[START Data provided]
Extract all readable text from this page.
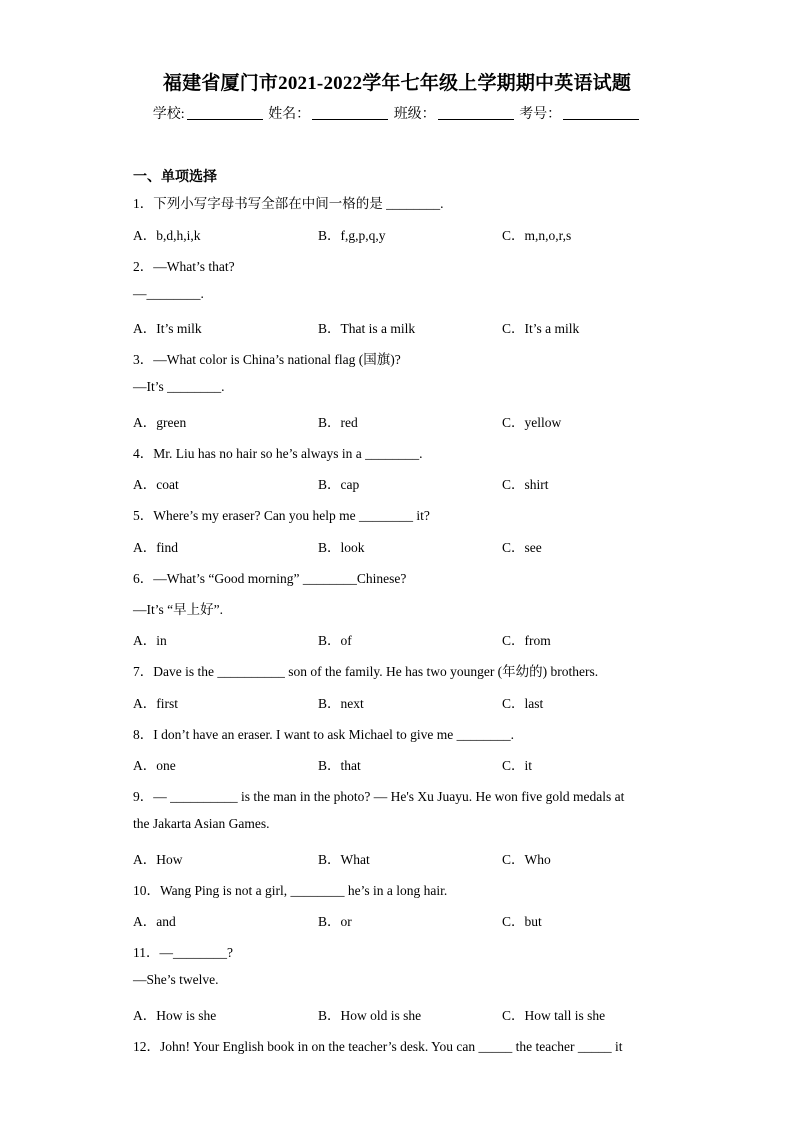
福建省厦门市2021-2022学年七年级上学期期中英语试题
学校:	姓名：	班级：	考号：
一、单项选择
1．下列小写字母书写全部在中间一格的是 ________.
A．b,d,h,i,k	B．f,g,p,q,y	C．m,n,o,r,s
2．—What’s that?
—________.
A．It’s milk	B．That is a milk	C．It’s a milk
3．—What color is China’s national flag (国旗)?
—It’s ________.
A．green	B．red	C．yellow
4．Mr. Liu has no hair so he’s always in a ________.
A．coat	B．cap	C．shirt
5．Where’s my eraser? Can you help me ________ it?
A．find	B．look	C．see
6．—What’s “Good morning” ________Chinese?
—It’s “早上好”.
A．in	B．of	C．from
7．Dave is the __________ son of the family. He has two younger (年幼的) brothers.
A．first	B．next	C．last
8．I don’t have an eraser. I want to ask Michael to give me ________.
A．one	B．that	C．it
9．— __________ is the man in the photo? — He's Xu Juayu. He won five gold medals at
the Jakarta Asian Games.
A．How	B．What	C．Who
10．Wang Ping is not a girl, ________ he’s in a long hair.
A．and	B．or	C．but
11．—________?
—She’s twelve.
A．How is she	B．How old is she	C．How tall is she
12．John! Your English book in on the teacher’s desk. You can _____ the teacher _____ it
[END Data provided]
[START Data provided]
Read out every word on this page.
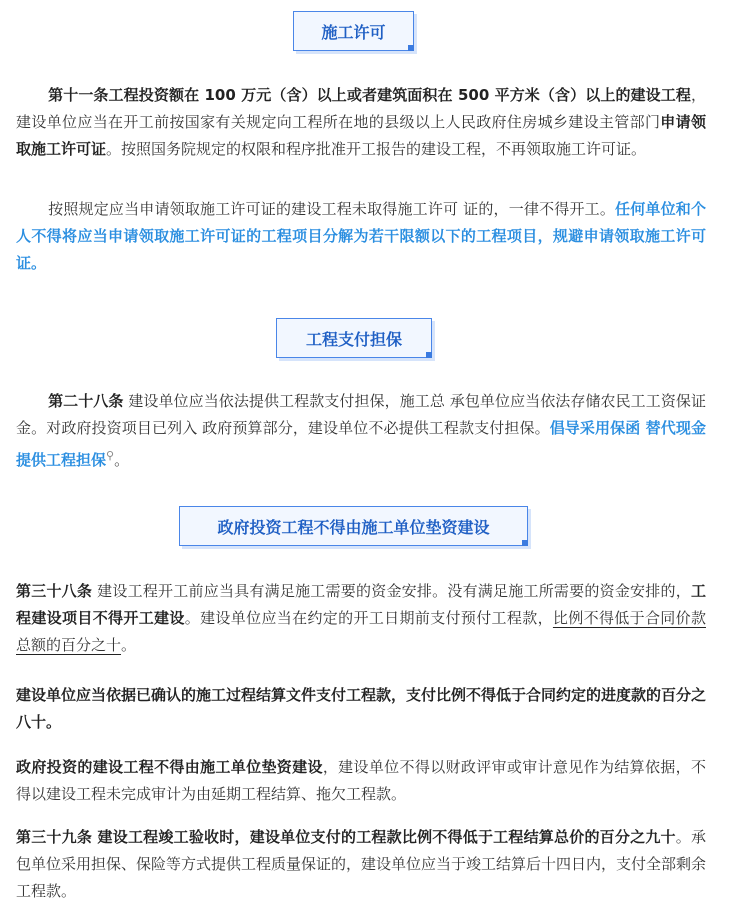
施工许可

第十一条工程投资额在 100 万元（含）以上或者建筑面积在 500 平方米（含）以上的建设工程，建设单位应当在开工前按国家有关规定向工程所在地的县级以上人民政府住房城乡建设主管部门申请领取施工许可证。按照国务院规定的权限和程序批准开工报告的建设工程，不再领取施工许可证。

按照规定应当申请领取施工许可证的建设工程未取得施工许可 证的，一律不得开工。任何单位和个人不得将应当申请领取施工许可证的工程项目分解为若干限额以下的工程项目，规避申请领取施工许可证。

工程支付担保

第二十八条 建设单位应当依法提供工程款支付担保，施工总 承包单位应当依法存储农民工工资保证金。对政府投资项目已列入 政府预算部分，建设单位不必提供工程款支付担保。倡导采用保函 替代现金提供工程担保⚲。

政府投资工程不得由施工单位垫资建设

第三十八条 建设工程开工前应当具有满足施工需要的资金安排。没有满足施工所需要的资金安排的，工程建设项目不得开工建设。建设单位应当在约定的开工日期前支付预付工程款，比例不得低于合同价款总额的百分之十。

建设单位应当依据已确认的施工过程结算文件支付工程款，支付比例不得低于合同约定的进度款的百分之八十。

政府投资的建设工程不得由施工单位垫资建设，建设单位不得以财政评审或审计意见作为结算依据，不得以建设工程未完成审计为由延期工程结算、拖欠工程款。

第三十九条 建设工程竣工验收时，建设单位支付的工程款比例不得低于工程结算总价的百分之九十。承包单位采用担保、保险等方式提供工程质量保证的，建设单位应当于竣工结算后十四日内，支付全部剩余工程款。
[END Data provided]
[START Data provided]
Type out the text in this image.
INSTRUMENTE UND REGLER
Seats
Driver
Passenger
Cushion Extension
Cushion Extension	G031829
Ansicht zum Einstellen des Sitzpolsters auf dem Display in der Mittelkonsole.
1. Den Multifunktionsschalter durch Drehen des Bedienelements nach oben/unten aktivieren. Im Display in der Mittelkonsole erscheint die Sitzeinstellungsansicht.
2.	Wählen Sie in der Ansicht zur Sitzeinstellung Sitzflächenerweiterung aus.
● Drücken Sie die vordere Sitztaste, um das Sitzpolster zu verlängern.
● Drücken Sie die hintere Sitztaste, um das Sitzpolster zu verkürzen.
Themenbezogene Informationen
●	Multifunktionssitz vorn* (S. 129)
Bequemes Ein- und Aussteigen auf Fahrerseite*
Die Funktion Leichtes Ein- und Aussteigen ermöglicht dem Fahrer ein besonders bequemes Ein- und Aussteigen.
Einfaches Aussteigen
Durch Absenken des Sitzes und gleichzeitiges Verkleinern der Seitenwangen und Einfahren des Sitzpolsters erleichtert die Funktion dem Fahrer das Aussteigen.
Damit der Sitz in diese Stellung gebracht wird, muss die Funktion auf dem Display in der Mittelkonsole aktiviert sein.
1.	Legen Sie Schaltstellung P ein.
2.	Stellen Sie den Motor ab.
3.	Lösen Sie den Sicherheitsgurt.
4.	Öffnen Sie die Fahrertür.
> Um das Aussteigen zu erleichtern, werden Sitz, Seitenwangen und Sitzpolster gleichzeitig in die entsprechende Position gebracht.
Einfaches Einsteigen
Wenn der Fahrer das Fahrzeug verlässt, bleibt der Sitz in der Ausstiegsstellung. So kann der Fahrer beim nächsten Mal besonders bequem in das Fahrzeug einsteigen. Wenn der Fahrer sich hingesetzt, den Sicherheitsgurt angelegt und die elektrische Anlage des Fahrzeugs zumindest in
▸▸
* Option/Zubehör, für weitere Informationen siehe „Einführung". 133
[END Data provided]
Directive: Return every line above that contains the word "hair".

Output for this exercise:
4．Mr. Liu has no hair so he’s always in a ________.
10．Wang Ping is not a girl, ________ he’s in a long hair.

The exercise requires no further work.